Exercise 1 >> Retype everything in the nursing quiz from "- A. Cervical" down to "on the medication?".
Exercise 2 >> In the nursing quiz, why would the nurse assess the client with a basilar fracture first? Answer in one to three sentences.
Exercise 3 >> Carry on the nursing quiz from the point where its text stops.

The nurse is caring for a client with a spinal cord injury. What test reveals the level of spinal cord injury?
- A. Radiography
- B. Myelography
- C. Neurologic examination
- D. Computed tomography (CT) scan
Correct Answer: C
Rationale: A neurologic examination reveals the level of spinal cord injury. Radiography, myelography, and a CT scan show the evidence of fracture or compression of one or more vertebrae, edema, or a hematoma.
You may also like to solve these questions
The intensive care unit has four clients received from a violent motor vehicle accident. Which client would the nurse assess first?
- A. The client with an open head injury
- B. The client with a basilar fracture
- C. The client with a concussion
- D. The client with a coup injury
Correct Answer: B
Rationale: Of the four clients, the client whom the nurse would assess first would be the client with a basilar fracture due to location of the fracture being at the base of the skull. This location is especially dangerous because it can cause edema of the brain near the spinal cord and can interfere with circulation of cerebral spinal fluid. An open head injury causes a potential for infection but are less likely to have an increased intracranial pressure. A concussion is a blow to the head that jars the brain. A coup injury occurs when the brain is struck directly.
The nurse is admitting a client from the emergency department with a reported spinal cord injury. What device would the nurse expect to be used to provide correct vertebral alignment and to increase the space between the vertebrae in a client with spinal cord injury?
- A. Cervical collar
- B. Cast
- C. Traction with weights and pulleys
- D. Turning frame
Correct Answer: C
Rationale: Traction with weights and pulleys is applied to provide correct vertebral alignment and to increase the space between the vertebrae. A cast and a cervical collar are used to immobilize the injured portion of the spine. A turning frame is used to change the client's position without altering the alignment of the spine.
The nurse is caring for a client who has had intracranial surgery and is being discharged home. What instructions would the nurse give the client besides instructions on the medication?
- A. Understand that headaches are uncommon.
- B. You can cover the incision with your hair.
- C. You can expect swelling above the incision.
- D. Expect sensory changes, such as hearing a clicking sound, around the bone flap.

Study material >>
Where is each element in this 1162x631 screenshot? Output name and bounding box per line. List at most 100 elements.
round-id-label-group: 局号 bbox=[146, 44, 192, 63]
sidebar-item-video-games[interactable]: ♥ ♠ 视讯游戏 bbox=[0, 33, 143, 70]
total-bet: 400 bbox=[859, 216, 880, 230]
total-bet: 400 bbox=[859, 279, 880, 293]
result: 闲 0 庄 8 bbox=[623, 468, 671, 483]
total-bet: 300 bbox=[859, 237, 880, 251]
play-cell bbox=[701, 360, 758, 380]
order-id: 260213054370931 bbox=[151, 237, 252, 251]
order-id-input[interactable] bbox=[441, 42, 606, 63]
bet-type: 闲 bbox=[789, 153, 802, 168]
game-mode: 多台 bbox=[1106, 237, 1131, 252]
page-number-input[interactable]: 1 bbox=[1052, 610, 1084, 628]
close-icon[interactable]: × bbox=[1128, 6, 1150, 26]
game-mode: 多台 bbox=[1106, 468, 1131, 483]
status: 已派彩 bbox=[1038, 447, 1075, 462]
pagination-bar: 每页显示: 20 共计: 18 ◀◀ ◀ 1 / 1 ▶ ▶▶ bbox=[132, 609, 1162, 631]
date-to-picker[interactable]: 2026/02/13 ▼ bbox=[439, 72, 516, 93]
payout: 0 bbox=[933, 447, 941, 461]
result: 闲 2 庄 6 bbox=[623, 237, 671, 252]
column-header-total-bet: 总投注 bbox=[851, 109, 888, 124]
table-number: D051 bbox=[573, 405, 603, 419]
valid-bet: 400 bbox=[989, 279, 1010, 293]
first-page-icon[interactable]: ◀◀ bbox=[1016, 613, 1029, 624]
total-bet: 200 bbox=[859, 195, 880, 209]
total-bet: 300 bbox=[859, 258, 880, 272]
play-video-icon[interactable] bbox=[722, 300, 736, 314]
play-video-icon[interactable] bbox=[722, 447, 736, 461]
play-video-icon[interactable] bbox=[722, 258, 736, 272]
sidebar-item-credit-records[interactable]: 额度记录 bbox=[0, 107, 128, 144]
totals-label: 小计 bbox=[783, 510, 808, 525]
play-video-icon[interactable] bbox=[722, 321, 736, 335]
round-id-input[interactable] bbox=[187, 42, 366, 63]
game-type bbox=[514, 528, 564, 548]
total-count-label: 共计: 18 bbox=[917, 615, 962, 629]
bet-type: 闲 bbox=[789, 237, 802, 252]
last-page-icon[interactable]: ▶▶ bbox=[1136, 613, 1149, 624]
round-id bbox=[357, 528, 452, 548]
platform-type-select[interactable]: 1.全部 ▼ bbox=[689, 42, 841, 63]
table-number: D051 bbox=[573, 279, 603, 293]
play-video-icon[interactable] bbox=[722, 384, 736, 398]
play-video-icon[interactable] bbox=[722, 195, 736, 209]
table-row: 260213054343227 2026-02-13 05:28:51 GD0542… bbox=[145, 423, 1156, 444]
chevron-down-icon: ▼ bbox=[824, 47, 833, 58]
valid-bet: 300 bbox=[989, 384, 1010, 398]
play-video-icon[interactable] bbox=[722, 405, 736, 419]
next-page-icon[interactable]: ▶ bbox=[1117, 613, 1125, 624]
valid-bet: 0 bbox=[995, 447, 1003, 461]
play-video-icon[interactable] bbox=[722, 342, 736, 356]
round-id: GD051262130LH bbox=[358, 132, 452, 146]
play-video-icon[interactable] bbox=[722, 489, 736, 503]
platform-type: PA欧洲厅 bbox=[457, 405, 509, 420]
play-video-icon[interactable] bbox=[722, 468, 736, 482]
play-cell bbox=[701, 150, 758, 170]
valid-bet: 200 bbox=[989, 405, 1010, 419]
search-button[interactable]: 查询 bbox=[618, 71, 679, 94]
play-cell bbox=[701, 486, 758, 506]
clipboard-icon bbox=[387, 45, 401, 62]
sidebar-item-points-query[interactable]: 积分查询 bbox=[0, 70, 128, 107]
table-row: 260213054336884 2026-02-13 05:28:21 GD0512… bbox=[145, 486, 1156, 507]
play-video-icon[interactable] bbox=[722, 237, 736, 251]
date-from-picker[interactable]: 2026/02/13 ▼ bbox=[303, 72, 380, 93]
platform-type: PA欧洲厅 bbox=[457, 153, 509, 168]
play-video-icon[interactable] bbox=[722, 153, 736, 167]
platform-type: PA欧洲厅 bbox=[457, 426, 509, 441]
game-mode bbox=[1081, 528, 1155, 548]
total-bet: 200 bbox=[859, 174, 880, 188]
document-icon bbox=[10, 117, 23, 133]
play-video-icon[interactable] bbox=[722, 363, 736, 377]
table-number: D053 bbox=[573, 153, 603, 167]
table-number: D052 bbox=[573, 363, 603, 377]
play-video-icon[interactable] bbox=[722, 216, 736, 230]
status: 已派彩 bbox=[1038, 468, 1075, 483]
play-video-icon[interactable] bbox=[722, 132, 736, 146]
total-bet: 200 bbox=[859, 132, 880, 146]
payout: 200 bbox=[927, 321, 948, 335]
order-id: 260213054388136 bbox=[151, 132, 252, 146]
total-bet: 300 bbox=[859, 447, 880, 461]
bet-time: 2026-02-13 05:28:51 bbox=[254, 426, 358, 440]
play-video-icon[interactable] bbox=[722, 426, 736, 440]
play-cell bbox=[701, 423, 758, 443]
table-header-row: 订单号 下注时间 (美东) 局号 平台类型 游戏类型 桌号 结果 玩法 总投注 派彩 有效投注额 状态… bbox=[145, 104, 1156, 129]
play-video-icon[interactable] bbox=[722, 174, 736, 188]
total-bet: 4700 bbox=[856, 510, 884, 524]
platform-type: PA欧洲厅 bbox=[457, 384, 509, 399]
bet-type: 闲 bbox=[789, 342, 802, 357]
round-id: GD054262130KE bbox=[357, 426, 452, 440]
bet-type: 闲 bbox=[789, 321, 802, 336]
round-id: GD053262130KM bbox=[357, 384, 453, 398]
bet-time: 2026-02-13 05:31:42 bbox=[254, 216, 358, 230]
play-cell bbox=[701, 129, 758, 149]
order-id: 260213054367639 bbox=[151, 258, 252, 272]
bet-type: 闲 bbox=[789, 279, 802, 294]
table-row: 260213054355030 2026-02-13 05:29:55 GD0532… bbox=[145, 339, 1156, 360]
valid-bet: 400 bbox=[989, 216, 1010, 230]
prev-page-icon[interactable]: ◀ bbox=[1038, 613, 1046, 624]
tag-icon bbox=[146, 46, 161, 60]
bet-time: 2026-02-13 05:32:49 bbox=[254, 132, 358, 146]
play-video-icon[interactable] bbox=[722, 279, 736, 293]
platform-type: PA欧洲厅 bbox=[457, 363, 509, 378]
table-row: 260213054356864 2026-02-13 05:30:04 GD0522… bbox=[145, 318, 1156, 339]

Answer 1 >>
- A. Cervical collar
- B. Cast
- C. Traction with weights and pulleys
- D. Turning frame
Correct Answer: C
Rationale: Traction with weights and pulleys is applied to provide correct vertebral alignment and to increase the space between the vertebrae. A cast and a cervical collar are used to immobilize the injured portion of the spine. A turning frame is used to change the client's position without altering the alignment of the spine.
The nurse is caring for a client who has had intracranial surgery and is being discharged home. What instructions would the nurse give the client besides instructions on the medication?

Answer 2 >> A basilar fracture is at the base of the skull. That location is especially dangerous because it can cause edema of the brain near the spinal cord and can interfere with circulation of cerebral spinal fluid.

Answer 3 >>
Correct Answer: D
Rationale: In addition, the nurse must provide the following verbal and written instructions: Watch for signs of intracranial bleeding and infection (expect swelling around the eye and below the incision). Expect sensory changes such as hearing a 'clicking' sound around the bone flap, which will disappear as healing takes place. Understand that headaches also are common, but notify the surgeon if a mild analgesic such as acetaminophen fails to relieve them. Care for the surgical site as directed by the physician. Some recommendations include keeping the incision clean, avoiding scrubbing the incision, securing remaining hair away from the incision, resuming shampooing the hair when the staples or sutures are removed, and wearing a hat when outside to avoid sunburn until hair growth resumes. Maintain safety precautions at home, including ambulating only with assistance and ensuring well-lit and clutter-free rooms. Do not drive until the risk of seizures has been eliminated. Engage in exercises that promote strength and endurance. Use techniques to ensure bowel and bladder elimination. Follow feeding and/or nutritional suggestions. Keep follow-up appointments for measuring anticonvulsant blood levels, electroencephalograms, and continued medical care and evaluation. This information is usually given to the client on a take-home instruction sheet.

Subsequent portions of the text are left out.